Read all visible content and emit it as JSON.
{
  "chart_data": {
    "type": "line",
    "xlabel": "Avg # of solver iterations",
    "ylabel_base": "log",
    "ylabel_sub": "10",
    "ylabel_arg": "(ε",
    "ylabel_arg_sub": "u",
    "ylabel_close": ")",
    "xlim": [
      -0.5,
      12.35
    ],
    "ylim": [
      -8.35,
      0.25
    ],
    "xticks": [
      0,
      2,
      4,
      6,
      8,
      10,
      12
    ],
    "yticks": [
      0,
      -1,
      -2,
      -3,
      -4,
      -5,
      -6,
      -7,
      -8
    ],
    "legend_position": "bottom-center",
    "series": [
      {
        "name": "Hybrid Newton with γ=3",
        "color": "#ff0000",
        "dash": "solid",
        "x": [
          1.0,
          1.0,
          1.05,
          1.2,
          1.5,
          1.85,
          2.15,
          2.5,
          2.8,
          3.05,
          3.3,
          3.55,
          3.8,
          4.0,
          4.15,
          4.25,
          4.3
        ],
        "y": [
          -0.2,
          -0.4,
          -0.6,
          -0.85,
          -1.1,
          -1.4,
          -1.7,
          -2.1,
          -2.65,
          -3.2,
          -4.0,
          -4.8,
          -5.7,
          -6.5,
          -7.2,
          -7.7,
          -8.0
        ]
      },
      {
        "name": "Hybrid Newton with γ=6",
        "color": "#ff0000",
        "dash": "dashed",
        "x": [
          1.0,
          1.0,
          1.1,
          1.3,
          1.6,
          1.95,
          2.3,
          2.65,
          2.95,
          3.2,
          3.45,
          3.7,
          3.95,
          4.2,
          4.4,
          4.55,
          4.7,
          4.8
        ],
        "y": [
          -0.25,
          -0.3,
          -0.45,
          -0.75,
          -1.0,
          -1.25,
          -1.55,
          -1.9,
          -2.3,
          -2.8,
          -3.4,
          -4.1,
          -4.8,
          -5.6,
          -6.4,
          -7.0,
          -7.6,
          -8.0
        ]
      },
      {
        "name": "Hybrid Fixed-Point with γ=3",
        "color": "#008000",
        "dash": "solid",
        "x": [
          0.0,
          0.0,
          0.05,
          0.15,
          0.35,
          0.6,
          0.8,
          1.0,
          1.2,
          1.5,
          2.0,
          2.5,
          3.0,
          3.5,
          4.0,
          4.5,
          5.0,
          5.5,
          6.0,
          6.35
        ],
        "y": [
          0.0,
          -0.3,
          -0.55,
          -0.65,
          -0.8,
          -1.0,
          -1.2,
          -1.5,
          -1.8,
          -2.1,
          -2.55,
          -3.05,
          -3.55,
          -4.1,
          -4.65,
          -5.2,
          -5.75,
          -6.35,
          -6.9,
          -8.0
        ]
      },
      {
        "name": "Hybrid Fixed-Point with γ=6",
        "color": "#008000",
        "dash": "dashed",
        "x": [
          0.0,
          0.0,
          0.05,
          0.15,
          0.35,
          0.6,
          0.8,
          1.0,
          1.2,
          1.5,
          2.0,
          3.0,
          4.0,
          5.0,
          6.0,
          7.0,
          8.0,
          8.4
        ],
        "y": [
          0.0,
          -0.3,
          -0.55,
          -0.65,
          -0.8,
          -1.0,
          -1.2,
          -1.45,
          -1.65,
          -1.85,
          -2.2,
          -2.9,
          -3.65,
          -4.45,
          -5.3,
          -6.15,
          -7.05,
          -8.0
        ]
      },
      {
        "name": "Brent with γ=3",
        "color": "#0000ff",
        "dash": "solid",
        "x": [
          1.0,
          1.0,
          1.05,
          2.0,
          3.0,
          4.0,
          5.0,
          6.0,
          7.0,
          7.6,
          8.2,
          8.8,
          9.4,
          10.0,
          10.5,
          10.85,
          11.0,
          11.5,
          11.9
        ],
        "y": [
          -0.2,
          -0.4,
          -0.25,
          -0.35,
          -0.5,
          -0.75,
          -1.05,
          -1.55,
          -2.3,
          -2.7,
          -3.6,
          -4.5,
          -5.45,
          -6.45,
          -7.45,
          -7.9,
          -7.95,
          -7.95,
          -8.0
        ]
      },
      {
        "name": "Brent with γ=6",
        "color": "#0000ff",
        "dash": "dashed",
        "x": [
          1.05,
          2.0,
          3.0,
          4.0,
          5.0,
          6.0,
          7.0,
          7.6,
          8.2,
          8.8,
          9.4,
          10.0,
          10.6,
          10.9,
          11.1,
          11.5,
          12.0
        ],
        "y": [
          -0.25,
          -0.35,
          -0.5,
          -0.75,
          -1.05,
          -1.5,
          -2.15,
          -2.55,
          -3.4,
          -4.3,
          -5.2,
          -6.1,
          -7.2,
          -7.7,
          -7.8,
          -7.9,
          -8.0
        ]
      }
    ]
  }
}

-- WRITTEN PROBLEM --
Where a line of the data holds "Point", show that line.

-- ANSWER FOR THE TASK --
        "name": "Hybrid Fixed-Point with γ=3",
        "name": "Hybrid Fixed-Point with γ=6",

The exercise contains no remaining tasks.